begin Records for this exercise

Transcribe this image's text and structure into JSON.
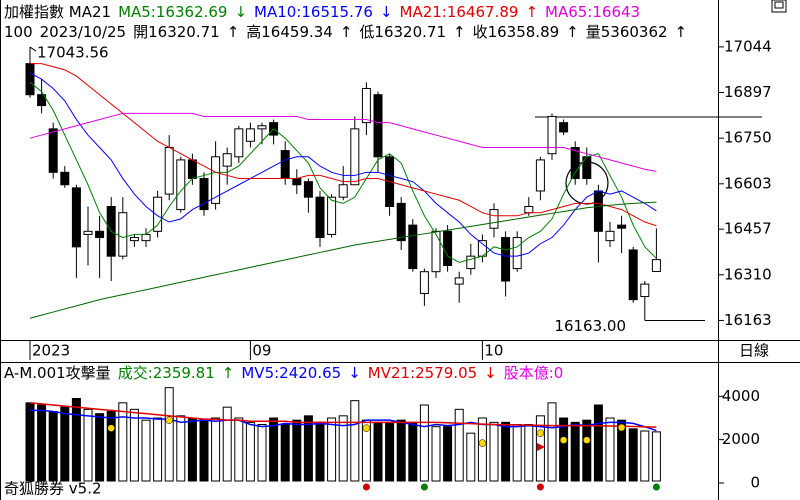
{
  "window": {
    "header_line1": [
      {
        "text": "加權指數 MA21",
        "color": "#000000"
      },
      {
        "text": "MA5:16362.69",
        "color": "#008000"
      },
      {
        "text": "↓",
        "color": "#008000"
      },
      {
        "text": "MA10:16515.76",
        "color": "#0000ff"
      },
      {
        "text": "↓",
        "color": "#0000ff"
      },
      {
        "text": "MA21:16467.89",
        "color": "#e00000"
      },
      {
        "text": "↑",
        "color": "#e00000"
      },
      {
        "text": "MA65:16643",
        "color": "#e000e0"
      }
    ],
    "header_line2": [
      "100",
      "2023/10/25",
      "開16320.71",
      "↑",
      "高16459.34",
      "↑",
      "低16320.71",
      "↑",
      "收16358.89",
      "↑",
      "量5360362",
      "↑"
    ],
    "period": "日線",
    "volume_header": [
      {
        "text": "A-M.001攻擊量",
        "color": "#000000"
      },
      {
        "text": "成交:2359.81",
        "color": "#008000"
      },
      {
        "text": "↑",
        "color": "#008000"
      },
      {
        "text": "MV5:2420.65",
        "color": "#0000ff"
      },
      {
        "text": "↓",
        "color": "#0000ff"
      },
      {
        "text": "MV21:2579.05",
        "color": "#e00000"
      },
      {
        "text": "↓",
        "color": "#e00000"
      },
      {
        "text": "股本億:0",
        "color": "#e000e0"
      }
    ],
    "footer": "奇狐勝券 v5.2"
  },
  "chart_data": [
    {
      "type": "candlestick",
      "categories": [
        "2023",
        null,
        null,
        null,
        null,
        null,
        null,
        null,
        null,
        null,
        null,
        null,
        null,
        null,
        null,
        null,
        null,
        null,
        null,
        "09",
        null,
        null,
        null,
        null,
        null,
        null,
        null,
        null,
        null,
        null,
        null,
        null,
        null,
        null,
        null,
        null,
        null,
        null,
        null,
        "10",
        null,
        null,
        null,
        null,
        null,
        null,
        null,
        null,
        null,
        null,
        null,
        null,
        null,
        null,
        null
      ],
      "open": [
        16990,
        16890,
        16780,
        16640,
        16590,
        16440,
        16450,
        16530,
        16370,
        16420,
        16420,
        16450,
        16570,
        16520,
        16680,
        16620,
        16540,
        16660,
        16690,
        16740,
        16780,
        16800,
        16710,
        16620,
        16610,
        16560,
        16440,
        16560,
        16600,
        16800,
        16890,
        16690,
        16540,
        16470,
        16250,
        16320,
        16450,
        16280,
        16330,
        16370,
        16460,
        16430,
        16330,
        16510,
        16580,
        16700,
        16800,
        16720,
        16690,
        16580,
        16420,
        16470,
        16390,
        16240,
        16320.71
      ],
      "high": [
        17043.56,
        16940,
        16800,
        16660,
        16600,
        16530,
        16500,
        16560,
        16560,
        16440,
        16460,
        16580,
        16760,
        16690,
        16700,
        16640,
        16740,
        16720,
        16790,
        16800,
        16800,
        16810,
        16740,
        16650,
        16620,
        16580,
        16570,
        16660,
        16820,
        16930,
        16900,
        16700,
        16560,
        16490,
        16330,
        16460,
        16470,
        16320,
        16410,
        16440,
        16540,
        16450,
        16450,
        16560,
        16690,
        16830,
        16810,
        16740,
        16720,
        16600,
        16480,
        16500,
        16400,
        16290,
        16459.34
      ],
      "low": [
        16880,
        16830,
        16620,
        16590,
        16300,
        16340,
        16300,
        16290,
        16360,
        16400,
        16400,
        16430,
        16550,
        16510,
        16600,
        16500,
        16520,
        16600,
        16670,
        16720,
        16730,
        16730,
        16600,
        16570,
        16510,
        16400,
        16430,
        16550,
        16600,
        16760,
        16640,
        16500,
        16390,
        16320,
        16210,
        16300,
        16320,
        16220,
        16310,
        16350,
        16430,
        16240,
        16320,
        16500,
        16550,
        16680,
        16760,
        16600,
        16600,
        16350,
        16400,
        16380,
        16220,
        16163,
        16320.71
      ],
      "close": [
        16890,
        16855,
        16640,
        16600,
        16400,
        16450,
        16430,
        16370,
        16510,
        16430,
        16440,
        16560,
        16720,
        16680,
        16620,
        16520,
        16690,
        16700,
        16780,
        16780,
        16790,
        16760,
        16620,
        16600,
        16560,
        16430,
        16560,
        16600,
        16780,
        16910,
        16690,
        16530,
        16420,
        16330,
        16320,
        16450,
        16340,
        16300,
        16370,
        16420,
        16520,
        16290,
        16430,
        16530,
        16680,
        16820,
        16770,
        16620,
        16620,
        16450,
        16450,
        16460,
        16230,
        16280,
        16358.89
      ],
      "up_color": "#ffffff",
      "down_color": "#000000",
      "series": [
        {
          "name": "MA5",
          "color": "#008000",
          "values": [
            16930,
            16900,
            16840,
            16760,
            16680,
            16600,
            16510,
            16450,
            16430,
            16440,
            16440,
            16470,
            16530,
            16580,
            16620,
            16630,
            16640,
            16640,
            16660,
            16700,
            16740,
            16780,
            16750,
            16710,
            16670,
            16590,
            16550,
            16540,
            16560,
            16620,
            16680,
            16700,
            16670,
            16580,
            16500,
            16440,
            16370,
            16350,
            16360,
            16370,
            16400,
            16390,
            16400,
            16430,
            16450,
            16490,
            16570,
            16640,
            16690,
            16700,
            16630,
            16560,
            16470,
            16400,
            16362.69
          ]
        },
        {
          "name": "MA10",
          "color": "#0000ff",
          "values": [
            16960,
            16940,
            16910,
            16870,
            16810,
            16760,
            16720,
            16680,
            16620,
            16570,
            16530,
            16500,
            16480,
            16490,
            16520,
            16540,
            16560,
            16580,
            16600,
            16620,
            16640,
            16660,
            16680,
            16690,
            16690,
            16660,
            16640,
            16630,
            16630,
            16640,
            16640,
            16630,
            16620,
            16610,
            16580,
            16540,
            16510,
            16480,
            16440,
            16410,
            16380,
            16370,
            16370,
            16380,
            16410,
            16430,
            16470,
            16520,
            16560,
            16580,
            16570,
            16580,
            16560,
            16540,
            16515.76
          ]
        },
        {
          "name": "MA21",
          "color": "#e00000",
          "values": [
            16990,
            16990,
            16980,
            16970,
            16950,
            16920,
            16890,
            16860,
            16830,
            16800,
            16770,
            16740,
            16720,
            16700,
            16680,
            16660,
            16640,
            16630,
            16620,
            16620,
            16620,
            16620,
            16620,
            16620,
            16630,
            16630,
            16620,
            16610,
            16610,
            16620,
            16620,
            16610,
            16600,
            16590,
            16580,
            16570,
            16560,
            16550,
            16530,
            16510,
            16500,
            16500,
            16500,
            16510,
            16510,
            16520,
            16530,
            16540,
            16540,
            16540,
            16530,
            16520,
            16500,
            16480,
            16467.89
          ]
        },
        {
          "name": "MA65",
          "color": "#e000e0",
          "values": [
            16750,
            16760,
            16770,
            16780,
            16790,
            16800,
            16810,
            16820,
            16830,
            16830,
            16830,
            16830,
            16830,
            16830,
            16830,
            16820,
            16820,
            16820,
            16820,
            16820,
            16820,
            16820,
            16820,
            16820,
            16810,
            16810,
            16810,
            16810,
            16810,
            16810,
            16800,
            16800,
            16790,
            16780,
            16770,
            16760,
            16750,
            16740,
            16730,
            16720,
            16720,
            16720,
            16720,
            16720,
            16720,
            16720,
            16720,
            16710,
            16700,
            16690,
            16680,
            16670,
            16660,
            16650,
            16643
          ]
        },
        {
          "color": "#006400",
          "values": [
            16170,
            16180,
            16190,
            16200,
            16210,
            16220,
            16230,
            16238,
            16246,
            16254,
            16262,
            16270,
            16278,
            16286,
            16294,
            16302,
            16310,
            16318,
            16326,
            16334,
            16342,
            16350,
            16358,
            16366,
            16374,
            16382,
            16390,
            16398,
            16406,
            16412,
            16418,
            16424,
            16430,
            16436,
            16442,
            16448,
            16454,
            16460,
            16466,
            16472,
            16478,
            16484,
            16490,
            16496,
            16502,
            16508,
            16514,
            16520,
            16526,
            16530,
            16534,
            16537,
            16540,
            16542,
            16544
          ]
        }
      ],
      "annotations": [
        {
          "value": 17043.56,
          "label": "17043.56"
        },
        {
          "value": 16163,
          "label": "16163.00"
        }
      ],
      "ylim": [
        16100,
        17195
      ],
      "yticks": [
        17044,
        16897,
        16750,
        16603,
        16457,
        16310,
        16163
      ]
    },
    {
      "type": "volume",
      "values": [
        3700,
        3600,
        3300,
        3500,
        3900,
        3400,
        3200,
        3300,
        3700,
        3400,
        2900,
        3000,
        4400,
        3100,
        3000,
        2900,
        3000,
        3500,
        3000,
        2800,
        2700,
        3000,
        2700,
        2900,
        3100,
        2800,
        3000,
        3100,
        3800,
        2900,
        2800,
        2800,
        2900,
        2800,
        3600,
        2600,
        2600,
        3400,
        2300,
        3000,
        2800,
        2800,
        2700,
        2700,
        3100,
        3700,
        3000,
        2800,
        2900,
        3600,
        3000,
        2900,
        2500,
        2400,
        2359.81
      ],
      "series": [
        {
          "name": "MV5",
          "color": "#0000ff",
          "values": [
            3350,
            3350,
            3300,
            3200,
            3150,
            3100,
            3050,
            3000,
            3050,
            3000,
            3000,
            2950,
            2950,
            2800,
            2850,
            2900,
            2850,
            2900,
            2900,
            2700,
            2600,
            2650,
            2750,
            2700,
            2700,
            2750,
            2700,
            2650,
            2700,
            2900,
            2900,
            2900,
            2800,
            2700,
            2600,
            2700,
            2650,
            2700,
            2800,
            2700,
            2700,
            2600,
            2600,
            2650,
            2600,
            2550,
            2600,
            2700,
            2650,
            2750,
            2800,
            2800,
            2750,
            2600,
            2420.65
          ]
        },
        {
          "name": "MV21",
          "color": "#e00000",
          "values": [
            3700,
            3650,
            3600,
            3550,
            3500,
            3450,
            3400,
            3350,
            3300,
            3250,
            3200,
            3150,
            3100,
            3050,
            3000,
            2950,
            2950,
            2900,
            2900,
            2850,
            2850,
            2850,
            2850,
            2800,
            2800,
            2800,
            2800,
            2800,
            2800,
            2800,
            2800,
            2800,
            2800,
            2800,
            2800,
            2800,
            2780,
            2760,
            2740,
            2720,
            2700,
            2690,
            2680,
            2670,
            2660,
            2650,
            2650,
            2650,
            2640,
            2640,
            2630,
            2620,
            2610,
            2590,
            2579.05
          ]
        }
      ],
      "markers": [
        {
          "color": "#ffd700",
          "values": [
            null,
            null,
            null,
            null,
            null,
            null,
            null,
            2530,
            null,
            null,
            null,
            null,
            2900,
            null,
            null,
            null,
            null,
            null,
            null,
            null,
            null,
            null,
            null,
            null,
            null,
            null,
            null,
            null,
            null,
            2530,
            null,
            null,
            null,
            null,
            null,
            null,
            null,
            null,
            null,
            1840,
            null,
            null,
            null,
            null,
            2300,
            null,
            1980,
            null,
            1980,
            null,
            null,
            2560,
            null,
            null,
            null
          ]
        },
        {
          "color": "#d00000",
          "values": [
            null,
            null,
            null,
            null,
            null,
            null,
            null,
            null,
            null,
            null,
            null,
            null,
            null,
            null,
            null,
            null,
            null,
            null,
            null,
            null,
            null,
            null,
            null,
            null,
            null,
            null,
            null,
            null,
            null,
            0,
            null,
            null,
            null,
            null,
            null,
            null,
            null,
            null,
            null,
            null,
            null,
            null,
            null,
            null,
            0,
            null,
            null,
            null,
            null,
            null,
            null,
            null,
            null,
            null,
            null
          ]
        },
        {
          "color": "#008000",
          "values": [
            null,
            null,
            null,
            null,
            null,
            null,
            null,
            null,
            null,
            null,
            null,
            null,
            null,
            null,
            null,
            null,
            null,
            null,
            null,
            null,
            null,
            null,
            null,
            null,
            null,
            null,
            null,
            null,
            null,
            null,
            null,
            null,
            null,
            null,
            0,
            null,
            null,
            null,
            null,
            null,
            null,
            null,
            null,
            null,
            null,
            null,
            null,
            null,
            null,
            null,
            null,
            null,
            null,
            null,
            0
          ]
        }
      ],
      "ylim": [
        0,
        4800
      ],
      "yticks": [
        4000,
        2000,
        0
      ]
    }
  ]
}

end Records for this exercise

### Direction
Tell how many lines in the material contain the word "name". Only the number is wanted.

### Solution to the problem
6